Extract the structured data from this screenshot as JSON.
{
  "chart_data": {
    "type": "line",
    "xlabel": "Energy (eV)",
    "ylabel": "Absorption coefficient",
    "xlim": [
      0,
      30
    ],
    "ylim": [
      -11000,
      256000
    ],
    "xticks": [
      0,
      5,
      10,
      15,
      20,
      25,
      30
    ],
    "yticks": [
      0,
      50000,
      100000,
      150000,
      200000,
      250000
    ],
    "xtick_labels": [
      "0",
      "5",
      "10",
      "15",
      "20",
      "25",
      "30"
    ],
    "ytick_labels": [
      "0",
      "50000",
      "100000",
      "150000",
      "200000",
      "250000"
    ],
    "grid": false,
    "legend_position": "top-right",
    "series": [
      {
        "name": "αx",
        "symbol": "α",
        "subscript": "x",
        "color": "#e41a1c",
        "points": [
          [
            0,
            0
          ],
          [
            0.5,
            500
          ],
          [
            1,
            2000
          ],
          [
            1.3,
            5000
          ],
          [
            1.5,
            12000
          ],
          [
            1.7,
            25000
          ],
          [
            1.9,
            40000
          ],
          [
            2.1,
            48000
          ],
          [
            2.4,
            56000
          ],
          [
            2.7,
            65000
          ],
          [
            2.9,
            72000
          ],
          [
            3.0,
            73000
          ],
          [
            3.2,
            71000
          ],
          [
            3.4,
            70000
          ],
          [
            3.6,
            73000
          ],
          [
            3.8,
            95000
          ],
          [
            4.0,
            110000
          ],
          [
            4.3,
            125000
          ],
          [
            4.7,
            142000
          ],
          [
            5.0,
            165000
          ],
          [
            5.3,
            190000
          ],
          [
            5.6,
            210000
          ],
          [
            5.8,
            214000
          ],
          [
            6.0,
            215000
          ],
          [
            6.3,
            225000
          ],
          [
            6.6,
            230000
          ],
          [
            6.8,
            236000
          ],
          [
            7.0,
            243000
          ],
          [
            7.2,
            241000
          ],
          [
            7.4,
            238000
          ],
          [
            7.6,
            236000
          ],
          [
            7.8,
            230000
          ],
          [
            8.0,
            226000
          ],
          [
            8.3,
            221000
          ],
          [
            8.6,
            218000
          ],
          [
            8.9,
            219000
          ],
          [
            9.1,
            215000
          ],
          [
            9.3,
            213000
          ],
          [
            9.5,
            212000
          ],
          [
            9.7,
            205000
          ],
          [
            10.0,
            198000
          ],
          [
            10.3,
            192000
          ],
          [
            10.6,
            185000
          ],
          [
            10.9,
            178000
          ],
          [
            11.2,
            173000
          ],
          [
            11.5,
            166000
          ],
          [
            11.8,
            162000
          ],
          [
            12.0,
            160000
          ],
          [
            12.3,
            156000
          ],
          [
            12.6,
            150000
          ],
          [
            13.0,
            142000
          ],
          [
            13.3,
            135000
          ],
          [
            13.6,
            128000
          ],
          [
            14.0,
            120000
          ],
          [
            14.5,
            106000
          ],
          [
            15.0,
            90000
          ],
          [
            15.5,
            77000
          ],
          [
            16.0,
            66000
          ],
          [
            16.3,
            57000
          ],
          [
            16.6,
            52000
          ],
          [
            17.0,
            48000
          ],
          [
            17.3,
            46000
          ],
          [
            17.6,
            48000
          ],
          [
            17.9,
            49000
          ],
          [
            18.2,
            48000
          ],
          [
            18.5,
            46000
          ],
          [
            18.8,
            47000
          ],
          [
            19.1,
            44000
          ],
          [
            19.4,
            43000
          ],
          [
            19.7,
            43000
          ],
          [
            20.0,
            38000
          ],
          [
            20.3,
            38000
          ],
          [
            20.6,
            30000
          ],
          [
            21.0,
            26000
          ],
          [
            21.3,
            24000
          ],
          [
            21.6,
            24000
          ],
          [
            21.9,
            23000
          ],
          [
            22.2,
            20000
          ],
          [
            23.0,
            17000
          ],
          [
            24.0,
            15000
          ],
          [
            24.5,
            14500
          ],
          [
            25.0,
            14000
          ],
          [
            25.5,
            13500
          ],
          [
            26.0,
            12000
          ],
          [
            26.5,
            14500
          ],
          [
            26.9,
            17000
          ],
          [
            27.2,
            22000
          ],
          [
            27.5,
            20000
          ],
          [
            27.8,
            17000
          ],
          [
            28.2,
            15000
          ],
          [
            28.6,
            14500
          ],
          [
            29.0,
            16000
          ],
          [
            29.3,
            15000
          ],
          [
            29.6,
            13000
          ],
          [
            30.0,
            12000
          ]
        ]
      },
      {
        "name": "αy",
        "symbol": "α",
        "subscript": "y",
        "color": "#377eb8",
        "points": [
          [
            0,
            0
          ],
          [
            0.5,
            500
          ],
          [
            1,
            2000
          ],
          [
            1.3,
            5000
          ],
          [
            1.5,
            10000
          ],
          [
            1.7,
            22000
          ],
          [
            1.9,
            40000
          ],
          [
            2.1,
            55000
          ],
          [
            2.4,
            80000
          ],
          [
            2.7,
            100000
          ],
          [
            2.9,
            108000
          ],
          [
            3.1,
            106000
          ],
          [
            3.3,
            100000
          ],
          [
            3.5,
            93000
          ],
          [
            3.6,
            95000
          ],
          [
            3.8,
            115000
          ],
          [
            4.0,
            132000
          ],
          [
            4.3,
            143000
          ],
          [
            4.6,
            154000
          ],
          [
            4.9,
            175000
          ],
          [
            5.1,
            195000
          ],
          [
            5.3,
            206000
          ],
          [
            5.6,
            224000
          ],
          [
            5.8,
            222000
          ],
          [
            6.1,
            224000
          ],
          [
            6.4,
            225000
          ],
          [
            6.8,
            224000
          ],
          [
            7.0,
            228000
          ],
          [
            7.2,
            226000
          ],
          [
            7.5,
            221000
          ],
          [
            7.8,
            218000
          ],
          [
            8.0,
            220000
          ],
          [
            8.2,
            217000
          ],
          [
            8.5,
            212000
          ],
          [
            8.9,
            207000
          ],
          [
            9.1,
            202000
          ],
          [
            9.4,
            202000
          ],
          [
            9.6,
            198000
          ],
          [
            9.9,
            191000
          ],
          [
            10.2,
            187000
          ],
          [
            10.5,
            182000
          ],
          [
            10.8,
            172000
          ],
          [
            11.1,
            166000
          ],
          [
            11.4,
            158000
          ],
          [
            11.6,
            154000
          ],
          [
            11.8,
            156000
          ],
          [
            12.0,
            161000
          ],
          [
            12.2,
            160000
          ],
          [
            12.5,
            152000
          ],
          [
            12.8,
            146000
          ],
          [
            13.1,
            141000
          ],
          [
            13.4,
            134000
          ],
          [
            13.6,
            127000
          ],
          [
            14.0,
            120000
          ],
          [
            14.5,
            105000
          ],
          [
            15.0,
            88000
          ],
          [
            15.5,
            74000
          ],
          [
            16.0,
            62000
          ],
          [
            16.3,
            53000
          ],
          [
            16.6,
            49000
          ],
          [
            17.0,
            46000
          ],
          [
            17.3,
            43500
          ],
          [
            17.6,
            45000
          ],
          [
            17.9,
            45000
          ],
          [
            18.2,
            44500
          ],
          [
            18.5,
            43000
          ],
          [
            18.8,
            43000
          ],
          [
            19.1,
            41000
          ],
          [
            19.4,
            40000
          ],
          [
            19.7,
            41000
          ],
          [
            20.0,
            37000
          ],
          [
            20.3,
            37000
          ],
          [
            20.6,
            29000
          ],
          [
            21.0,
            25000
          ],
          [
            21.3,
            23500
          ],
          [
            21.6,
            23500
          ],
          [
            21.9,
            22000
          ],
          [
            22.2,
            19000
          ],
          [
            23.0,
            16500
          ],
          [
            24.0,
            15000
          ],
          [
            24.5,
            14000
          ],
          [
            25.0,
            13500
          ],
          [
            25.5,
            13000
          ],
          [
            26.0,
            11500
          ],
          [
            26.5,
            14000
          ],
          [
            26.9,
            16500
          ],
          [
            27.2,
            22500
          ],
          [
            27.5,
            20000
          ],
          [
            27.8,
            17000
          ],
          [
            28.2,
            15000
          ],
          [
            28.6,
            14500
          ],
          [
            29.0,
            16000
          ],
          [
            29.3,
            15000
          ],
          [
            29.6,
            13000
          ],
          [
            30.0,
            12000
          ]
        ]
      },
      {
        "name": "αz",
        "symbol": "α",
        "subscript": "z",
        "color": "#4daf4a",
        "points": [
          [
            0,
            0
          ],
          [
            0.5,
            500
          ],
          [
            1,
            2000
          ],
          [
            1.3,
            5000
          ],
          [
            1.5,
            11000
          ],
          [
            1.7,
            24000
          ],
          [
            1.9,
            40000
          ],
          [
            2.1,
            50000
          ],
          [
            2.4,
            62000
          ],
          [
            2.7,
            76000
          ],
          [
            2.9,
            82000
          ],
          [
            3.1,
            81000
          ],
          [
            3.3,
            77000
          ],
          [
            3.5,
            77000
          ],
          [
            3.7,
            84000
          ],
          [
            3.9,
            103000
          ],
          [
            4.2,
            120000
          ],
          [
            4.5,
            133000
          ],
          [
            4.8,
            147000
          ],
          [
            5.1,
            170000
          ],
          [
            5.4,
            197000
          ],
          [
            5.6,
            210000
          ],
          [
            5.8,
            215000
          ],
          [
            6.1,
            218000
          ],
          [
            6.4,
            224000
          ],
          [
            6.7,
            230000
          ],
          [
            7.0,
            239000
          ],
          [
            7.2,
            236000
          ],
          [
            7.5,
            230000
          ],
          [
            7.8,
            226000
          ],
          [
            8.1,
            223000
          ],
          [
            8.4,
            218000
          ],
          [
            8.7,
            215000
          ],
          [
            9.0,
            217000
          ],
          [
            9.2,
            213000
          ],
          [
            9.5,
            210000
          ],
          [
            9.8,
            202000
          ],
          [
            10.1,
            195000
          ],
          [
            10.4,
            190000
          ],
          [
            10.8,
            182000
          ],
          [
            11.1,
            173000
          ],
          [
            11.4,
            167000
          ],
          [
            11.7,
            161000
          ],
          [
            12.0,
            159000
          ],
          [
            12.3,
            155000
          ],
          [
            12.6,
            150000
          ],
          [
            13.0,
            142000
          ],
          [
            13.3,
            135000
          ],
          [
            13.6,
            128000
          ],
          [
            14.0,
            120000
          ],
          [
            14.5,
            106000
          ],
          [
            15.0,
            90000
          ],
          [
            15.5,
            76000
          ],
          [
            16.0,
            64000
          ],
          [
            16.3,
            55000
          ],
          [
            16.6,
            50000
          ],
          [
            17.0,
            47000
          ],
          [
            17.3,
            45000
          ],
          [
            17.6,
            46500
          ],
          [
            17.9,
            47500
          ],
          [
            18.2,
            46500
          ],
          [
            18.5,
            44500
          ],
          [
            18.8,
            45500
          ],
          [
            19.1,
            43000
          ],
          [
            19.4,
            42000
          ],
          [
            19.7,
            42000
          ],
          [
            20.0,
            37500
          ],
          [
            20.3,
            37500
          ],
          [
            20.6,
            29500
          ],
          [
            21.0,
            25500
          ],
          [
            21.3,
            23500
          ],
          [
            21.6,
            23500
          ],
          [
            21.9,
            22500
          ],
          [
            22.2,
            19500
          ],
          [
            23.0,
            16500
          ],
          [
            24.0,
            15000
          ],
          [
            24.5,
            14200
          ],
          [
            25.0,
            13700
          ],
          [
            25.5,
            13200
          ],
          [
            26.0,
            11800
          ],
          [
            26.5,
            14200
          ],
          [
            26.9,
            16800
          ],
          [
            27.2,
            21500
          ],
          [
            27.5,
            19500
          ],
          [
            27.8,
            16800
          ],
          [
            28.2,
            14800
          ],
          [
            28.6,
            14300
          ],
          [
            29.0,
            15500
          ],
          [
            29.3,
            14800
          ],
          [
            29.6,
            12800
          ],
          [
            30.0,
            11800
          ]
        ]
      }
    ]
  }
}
========================================================================
YOUR TASK: Within the listing, how many lines hold the word "subscript"? Only the number is to be given.

RESULT FOR THIS EXERCISE: 3